*YOUR INSTRUCTIONS*. Copy each line of the entries that contains the word "folder".
- - - - - - -
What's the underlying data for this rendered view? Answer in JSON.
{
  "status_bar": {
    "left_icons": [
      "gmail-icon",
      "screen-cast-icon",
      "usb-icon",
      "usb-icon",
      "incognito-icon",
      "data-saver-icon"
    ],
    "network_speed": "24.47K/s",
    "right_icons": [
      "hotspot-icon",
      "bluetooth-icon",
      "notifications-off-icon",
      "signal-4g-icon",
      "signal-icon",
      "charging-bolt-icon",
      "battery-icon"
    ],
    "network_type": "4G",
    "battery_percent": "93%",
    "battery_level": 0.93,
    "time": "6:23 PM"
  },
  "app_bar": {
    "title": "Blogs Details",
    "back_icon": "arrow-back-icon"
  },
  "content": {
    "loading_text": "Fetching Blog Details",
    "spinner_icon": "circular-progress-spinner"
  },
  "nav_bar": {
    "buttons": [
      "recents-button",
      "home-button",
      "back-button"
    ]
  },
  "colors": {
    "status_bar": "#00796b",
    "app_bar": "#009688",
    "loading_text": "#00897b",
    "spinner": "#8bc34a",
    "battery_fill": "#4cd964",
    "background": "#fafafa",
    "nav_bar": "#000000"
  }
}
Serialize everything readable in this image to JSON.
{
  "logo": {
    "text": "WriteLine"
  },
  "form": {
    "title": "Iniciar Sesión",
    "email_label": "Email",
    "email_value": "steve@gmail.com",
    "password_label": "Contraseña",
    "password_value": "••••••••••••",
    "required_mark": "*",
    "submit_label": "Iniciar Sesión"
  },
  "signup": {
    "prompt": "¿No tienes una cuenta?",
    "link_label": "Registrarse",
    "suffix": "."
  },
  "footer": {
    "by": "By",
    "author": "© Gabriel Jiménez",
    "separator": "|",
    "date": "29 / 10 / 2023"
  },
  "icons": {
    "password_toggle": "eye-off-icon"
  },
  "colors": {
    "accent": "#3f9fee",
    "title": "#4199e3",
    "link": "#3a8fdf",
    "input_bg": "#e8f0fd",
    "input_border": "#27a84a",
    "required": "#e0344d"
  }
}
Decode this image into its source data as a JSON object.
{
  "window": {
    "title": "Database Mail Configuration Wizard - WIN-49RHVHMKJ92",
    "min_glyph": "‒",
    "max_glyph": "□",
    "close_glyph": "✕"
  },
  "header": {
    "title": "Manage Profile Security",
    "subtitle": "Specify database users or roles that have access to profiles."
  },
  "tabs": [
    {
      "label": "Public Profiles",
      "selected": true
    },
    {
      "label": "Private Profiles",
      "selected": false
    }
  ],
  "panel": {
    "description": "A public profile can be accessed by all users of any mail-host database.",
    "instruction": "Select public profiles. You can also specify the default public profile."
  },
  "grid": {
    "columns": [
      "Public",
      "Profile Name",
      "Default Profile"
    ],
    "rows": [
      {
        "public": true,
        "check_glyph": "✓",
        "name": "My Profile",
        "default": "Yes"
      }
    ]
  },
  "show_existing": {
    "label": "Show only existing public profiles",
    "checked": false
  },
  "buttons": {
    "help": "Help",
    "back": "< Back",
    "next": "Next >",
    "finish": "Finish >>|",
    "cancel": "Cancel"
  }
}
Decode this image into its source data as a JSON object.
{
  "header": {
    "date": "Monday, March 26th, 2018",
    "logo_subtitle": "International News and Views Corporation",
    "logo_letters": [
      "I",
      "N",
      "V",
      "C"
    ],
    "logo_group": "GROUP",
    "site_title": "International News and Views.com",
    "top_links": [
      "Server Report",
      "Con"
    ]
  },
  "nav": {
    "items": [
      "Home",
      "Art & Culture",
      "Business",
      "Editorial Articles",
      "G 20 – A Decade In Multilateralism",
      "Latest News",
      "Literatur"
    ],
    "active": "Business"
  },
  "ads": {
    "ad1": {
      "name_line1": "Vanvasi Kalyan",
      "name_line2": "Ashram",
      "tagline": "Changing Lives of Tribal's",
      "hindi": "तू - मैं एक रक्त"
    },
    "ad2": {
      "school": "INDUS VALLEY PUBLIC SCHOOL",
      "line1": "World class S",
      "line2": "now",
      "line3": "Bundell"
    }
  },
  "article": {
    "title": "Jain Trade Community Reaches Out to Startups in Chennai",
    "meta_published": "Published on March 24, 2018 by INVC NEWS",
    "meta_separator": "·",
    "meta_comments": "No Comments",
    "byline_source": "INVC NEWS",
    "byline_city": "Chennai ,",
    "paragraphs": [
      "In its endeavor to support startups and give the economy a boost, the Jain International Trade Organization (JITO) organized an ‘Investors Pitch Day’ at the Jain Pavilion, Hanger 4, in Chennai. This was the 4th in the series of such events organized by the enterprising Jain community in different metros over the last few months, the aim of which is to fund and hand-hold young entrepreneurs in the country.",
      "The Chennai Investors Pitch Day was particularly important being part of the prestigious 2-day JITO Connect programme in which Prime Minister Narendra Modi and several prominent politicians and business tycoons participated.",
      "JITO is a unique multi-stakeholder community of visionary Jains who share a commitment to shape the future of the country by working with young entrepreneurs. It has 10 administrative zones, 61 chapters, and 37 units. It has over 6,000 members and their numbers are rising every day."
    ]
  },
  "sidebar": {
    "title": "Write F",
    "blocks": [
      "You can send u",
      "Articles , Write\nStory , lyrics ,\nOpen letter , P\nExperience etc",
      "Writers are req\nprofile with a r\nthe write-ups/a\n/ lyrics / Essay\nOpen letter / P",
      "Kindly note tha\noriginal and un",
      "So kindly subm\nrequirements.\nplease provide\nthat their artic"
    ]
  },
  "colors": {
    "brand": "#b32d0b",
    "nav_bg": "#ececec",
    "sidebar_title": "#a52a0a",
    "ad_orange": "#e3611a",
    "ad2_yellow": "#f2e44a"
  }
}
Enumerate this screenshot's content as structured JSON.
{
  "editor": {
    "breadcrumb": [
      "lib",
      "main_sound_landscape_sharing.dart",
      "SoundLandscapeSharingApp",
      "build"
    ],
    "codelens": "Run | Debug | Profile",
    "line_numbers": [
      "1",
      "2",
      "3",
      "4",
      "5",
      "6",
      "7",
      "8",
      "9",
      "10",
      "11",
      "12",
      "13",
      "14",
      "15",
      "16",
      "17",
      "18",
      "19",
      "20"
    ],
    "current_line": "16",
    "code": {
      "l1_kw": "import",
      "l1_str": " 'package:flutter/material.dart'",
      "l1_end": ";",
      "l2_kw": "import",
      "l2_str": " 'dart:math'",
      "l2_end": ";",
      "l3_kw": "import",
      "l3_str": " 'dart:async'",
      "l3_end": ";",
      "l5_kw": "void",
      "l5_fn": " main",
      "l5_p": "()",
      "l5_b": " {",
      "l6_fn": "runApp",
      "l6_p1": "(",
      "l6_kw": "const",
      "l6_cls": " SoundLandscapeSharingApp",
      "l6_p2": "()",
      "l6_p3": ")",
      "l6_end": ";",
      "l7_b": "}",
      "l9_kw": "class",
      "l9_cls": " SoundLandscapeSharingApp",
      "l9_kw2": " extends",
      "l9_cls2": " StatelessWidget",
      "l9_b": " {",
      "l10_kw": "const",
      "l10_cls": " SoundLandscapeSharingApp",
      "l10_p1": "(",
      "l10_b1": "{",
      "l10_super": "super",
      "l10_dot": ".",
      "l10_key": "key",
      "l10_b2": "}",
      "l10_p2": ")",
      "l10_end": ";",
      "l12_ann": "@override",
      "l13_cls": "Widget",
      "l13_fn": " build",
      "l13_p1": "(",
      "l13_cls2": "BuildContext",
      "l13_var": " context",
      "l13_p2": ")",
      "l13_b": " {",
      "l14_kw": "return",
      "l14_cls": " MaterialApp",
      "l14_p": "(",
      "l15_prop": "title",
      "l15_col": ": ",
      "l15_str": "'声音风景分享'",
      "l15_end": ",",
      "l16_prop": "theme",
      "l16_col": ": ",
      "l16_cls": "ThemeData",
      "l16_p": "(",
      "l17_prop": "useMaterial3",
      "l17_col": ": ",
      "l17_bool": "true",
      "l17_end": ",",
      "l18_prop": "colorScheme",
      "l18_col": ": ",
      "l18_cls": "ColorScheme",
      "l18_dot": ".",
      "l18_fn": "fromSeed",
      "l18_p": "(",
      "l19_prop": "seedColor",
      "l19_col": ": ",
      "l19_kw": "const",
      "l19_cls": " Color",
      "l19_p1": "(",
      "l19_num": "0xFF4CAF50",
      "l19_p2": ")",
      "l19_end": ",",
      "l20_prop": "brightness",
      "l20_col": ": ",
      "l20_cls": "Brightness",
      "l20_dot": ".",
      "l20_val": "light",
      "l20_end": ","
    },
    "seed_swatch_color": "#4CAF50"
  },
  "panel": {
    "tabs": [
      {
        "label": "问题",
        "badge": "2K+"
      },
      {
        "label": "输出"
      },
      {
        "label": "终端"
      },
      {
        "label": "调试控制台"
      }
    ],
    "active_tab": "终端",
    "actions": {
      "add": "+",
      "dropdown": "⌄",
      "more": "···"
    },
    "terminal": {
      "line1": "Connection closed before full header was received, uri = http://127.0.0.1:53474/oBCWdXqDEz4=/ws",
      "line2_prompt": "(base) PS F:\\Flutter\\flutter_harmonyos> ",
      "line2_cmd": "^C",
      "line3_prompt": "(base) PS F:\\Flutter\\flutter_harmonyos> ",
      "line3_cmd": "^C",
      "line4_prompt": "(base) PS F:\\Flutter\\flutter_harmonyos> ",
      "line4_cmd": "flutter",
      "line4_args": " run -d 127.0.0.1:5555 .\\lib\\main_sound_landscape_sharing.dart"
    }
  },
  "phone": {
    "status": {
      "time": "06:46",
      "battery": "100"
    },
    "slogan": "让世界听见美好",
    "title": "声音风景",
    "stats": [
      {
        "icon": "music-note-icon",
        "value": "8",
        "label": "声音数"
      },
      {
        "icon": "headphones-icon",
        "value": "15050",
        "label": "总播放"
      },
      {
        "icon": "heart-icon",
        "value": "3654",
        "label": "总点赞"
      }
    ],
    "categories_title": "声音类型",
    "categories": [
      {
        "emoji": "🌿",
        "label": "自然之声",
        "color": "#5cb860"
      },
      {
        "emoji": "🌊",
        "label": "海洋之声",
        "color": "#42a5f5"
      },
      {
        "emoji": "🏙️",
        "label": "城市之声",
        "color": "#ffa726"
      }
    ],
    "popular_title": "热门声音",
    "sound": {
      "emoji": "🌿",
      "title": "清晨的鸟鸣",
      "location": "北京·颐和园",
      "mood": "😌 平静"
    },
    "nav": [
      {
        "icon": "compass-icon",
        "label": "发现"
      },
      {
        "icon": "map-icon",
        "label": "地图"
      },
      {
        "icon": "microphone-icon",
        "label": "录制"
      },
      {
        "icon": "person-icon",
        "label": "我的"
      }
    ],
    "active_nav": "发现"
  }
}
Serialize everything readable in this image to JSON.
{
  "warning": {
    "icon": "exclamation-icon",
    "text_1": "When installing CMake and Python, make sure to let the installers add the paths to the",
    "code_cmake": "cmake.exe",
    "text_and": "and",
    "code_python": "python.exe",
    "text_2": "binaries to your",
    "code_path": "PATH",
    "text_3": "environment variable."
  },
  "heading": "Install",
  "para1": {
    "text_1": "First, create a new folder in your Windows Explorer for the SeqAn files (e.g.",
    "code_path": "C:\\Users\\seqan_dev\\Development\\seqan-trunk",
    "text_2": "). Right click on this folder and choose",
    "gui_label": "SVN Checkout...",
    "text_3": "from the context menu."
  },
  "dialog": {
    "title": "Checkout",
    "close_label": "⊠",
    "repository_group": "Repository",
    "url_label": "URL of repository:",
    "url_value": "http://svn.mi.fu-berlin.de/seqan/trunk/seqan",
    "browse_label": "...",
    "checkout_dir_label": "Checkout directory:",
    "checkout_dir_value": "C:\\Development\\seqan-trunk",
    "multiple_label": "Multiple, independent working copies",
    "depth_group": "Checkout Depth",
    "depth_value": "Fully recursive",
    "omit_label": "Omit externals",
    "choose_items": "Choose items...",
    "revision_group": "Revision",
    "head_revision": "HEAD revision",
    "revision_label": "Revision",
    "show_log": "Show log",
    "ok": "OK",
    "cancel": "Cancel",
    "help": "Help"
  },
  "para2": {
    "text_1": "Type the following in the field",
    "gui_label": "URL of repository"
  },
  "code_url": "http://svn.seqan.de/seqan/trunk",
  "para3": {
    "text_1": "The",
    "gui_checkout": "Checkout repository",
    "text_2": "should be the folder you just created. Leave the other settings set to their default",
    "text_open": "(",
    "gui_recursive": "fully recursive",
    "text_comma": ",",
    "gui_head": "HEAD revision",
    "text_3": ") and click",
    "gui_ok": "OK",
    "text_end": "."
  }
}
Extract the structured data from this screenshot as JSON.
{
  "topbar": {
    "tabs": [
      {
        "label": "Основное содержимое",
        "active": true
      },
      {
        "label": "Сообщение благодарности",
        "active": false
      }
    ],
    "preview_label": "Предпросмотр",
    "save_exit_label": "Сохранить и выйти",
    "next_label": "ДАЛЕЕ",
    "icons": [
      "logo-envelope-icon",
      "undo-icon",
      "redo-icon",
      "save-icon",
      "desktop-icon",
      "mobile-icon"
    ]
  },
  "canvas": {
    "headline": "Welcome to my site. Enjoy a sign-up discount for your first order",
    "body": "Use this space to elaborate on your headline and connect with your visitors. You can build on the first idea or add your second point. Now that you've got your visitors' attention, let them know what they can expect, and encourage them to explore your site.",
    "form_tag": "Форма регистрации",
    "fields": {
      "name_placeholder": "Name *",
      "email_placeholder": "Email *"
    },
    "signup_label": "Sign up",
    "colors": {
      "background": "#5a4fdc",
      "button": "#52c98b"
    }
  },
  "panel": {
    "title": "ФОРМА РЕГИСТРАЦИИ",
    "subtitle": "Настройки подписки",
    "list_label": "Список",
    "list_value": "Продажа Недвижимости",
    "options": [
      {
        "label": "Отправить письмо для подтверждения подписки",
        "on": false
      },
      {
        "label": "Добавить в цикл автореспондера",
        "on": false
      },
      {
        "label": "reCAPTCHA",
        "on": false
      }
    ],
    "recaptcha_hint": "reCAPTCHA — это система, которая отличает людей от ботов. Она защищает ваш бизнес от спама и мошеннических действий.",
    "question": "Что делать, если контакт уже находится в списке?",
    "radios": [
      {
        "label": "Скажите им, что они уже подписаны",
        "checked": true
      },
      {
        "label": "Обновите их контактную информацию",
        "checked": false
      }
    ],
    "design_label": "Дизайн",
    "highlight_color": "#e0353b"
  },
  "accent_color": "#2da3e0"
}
- - - - - - -
*OUTPUT FOR THIS EXERCISE*.
    "text_1": "First, create a new folder in your Windows Explorer for the SeqAn files (e.g.",
    "text_2": "). Right click on this folder and choose",
    "text_2": "should be the folder you just created. Leave the other settings set to their default",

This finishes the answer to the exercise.